[Data extracted from a collection]
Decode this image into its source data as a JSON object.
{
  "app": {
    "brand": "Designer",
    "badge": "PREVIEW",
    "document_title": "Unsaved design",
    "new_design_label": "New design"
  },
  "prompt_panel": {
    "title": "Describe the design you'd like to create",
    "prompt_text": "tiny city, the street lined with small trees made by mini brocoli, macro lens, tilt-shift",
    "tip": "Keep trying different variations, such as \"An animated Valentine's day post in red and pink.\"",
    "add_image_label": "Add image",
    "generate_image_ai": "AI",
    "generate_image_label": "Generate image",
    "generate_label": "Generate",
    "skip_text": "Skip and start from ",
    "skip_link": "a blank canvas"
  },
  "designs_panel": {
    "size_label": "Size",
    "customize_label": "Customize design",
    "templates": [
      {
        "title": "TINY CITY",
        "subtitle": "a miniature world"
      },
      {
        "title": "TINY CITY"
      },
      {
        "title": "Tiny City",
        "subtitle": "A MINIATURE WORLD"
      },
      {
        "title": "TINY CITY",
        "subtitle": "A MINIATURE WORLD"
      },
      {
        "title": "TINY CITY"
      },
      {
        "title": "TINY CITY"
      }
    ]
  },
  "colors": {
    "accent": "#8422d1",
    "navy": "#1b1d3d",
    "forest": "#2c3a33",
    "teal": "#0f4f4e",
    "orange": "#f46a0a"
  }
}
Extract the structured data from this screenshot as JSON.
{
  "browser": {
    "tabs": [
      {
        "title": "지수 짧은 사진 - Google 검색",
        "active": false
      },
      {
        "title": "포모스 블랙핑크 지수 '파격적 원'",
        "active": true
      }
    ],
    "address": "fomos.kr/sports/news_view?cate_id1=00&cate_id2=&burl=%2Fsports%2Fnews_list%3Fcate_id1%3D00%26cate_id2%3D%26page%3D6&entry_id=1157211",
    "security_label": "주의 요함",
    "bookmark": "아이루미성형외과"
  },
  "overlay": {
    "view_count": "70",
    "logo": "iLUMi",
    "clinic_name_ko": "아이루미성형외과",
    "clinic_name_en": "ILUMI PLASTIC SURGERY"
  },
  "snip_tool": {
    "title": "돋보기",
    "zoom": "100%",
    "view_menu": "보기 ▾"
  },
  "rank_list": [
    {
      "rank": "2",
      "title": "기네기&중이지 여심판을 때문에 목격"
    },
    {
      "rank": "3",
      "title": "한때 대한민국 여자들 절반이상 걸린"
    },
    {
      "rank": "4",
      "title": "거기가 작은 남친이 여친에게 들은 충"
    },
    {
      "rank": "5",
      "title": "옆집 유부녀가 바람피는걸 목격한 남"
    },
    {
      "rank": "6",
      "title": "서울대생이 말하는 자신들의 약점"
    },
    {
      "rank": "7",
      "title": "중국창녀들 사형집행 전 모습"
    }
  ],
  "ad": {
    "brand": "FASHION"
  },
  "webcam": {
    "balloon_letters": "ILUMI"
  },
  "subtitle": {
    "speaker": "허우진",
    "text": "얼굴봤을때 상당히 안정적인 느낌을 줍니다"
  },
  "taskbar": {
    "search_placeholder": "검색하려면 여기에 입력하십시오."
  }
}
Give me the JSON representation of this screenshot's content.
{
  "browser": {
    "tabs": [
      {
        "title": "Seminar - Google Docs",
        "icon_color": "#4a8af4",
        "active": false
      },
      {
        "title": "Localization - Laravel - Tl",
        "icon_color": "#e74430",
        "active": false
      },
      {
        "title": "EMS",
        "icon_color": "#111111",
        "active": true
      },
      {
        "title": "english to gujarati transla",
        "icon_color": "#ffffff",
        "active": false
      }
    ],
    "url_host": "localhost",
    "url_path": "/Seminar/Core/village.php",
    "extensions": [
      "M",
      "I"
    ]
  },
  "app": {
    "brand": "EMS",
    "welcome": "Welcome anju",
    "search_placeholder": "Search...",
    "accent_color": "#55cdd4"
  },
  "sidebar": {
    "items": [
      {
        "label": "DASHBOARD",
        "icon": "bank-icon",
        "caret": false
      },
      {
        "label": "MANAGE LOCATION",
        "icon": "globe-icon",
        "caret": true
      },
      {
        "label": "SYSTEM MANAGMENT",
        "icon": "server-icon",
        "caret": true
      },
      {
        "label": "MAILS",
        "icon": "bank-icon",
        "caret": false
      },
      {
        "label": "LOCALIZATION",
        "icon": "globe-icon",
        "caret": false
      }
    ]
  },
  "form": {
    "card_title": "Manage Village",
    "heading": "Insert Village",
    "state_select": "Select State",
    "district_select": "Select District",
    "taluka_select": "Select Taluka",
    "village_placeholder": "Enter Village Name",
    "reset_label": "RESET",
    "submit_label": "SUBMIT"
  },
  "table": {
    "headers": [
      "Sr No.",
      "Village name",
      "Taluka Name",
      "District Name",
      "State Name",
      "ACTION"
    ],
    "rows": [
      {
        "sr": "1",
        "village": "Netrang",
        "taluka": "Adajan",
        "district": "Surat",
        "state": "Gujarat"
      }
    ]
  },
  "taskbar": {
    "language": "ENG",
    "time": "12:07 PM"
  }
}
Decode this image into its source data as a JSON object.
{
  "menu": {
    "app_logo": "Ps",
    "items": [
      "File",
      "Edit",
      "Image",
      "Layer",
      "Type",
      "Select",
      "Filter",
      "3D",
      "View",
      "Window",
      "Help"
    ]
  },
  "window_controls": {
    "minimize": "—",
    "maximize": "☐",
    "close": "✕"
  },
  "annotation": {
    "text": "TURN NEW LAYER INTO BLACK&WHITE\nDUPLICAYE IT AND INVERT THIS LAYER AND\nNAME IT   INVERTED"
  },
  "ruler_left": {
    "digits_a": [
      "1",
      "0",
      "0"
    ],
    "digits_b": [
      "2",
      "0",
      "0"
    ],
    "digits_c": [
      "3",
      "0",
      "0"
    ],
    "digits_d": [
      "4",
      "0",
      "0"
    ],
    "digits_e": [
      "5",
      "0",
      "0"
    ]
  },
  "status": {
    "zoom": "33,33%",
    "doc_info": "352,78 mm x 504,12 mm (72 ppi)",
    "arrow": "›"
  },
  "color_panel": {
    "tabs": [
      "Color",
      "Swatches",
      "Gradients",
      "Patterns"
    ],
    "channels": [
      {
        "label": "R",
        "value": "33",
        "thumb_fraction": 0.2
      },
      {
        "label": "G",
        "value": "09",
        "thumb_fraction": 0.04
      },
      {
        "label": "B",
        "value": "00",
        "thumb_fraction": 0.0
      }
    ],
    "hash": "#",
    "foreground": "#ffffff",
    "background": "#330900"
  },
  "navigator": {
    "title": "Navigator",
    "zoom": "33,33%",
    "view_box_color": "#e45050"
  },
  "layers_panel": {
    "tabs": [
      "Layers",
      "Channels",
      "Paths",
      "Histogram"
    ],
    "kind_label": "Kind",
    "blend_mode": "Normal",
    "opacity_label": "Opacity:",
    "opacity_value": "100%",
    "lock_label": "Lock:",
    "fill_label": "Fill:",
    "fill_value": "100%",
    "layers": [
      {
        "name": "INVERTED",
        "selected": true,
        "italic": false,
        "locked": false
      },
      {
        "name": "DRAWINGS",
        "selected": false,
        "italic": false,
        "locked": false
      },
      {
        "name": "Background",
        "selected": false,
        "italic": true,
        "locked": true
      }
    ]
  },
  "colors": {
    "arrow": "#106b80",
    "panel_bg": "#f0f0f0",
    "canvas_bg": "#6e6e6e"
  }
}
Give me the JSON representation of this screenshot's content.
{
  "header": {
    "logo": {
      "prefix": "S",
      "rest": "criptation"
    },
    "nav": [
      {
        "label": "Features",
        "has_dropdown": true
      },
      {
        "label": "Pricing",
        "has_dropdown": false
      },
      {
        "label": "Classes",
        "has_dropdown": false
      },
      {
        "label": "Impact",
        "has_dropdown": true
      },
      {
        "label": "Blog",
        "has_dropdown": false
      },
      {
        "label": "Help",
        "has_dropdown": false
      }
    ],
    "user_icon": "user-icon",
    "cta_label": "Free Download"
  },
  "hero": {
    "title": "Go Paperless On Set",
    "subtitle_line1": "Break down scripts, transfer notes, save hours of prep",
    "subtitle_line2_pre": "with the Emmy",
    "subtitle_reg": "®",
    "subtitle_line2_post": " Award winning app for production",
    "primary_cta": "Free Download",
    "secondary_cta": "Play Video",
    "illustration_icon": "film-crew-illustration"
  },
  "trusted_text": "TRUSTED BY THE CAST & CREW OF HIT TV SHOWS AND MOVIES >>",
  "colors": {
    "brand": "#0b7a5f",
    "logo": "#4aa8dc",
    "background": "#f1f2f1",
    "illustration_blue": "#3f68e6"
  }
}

_DIRECTION_: Search the listing above for the string "ffffff". Copy every line that contains it.

_REPLY TO THE TASK_:
        "icon_color": "#ffffff",
    "foreground": "#ffffff",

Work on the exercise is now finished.